= SHORT PROBLEM =
Counting only lines that hold "девятым", give the total and nothing more.

= TASK MATERIAL =
---------------

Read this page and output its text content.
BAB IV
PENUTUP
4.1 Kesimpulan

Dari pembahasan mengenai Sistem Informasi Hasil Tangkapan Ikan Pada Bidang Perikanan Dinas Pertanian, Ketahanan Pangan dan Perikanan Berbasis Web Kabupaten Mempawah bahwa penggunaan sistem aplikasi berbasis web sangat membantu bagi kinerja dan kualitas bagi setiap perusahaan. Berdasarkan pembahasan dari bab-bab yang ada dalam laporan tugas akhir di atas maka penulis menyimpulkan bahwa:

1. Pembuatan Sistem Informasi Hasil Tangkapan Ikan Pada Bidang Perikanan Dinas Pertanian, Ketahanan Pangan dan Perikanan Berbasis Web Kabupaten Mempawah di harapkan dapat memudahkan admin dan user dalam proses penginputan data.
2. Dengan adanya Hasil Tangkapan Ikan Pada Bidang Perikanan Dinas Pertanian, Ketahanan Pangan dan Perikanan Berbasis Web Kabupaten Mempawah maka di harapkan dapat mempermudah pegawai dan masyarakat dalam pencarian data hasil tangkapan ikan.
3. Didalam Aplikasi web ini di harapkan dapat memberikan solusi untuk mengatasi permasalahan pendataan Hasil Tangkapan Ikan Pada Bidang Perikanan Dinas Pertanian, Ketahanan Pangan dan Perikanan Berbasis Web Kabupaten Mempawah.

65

---------------

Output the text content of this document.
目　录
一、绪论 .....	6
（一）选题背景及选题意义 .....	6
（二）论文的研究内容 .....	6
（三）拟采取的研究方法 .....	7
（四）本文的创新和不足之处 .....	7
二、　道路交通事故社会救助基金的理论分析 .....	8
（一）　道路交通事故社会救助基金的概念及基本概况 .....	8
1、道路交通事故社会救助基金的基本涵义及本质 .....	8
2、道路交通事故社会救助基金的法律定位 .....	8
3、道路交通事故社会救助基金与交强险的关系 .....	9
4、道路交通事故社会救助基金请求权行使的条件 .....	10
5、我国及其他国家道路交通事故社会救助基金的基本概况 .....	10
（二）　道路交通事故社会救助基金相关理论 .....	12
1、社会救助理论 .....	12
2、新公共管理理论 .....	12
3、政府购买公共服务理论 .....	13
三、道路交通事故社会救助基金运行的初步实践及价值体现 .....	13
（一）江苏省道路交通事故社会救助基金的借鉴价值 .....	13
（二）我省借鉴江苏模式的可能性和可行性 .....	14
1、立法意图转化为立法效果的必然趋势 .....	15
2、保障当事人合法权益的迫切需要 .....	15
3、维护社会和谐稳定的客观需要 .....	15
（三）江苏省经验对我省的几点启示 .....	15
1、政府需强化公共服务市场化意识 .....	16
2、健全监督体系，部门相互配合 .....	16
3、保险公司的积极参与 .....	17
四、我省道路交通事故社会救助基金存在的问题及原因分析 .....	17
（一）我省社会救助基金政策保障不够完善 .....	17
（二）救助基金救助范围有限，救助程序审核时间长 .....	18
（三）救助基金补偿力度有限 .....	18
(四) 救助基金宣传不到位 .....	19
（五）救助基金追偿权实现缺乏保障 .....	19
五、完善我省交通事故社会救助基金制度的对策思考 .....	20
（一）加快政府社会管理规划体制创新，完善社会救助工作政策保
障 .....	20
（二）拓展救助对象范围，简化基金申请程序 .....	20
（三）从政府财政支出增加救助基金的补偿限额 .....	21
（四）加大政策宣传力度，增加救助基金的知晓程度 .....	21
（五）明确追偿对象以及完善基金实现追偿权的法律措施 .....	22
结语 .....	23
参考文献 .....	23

---------------

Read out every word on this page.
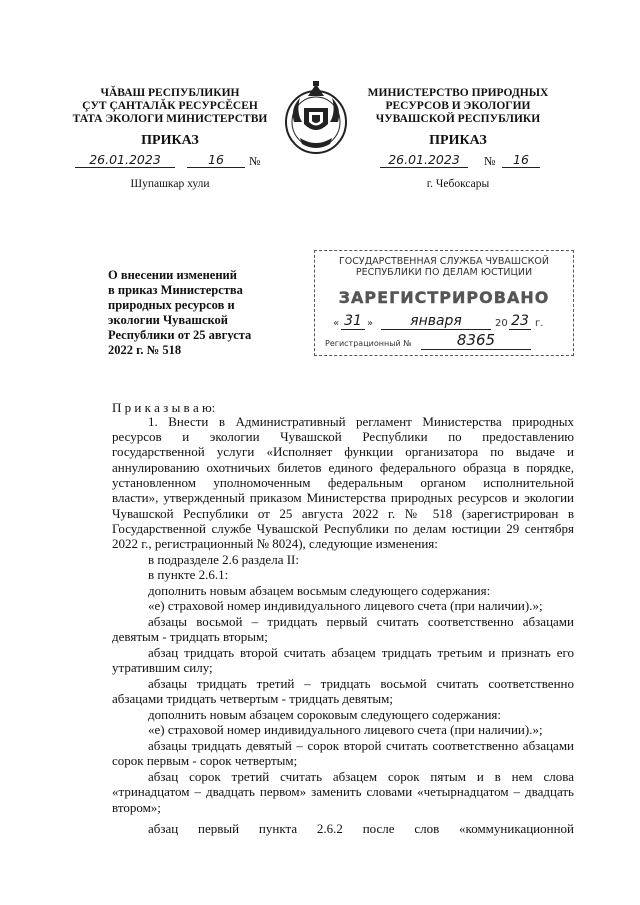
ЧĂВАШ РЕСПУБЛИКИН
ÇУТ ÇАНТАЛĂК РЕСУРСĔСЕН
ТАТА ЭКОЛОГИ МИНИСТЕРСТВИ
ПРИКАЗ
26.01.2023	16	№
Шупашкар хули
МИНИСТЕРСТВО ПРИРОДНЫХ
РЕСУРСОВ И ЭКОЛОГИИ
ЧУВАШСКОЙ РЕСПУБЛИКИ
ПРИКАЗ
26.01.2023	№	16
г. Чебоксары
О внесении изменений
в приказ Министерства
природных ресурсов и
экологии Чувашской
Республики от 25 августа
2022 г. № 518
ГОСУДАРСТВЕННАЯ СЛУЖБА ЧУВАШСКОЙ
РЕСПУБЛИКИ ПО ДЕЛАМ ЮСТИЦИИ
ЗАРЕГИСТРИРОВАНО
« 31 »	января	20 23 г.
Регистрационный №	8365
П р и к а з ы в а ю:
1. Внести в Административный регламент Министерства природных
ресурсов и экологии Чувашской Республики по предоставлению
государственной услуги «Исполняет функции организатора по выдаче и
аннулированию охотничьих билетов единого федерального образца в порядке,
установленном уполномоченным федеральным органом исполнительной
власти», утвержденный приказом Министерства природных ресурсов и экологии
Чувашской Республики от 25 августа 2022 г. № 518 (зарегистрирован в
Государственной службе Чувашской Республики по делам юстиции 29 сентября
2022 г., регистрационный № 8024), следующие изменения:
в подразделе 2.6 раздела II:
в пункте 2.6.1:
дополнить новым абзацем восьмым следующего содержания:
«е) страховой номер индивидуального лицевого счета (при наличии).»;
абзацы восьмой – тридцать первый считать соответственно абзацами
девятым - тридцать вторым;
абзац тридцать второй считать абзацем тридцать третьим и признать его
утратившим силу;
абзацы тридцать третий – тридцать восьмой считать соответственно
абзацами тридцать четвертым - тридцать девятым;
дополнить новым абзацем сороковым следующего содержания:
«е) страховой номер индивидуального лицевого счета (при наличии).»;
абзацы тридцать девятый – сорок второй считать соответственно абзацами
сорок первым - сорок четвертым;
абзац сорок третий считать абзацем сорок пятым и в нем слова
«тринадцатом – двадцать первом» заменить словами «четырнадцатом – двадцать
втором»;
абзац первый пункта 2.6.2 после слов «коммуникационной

---------------

= SOLUTION TO THIS TASK =
2